Goal ::
Please turn the rows into a JSON list of strings, one string per line with blank lines left out. Begin at the very start of the rows and stop after the line containing "The rear wall portion 37B is at (373, 427).", including that line.

Stored records
++++++++++++++++++++
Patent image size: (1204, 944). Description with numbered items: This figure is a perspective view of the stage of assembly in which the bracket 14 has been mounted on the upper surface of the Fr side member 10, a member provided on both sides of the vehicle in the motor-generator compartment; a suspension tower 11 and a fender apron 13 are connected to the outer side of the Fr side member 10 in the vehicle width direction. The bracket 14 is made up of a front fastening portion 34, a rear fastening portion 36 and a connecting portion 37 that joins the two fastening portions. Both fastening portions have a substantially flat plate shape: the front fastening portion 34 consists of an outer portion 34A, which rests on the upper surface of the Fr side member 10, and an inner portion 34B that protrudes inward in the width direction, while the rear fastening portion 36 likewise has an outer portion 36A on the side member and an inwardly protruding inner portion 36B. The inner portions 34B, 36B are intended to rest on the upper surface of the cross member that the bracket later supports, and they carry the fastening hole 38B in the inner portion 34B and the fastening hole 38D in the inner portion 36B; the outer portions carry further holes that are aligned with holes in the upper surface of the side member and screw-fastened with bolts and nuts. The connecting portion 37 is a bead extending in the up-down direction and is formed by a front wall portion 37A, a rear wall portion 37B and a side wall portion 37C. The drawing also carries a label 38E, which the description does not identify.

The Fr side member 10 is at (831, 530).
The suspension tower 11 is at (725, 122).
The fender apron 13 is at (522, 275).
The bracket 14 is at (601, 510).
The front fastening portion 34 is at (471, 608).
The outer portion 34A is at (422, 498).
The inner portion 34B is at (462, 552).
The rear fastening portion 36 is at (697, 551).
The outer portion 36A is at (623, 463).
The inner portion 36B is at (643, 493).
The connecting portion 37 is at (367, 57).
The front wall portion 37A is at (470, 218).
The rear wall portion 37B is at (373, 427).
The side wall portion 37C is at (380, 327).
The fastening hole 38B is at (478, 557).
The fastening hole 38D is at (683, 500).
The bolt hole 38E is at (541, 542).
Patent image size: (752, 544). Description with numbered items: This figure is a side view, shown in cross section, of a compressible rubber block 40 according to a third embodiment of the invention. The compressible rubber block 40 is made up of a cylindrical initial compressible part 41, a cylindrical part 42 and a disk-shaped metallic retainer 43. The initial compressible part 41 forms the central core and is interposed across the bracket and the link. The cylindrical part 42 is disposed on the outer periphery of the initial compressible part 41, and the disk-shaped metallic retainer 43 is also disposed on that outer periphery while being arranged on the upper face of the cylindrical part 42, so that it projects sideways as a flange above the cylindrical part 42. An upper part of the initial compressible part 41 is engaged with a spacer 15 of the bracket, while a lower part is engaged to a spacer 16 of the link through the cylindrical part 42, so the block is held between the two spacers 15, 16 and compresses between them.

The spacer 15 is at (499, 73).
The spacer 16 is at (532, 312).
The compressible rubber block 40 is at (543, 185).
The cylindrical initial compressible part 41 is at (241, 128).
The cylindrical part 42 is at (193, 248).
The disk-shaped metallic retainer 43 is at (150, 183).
++++++++++++++++++++
Task output ::
[
  "Patent image size: (1204, 944). Description with numbered items: This figure is a perspective view of the stage of assembly in which the bracket 14 has been mounted on the upper surface of the Fr side member 10, a member provided on both sides of the vehicle in the motor-generator compartment; a suspension tower 11 and a fender apron 13 are connected to the outer side of the Fr side member 10 in the vehicle width direction. The bracket 14 is made up of a front fastening portion 34, a rear fastening portion 36 and a connecting portion 37 that joins the two fastening portions. Both fastening portions have a substantially flat plate shape: the front fastening portion 34 consists of an outer portion 34A, which rests on the upper surface of the Fr side member 10, and an inner portion 34B that protrudes inward in the width direction, while the rear fastening portion 36 likewise has an outer portion 36A on the side member and an inwardly protruding inner portion 36B. The inner portions 34B, 36B are intended to rest on the upper surface of the cross member that the bracket later supports, and they carry the fastening hole 38B in the inner portion 34B and the fastening hole 38D in the inner portion 36B; the outer portions carry further holes that are aligned with holes in the upper surface of the side member and screw-fastened with bolts and nuts. The connecting portion 37 is a bead extending in the up-down direction and is formed by a front wall portion 37A, a rear wall portion 37B and a side wall portion 37C. The drawing also carries a label 38E, which the description does not identify.",
  "The Fr side member 10 is at (831, 530).",
  "The suspension tower 11 is at (725, 122).",
  "The fender apron 13 is at (522, 275).",
  "The bracket 14 is at (601, 510).",
  "The front fastening portion 34 is at (471, 608).",
  "The outer portion 34A is at (422, 498).",
  "The inner portion 34B is at (462, 552).",
  "The rear fastening portion 36 is at (697, 551).",
  "The outer portion 36A is at (623, 463).",
  "The inner portion 36B is at (643, 493).",
  "The connecting portion 37 is at (367, 57).",
  "The front wall portion 37A is at (470, 218).",
  "The rear wall portion 37B is at (373, 427)."
]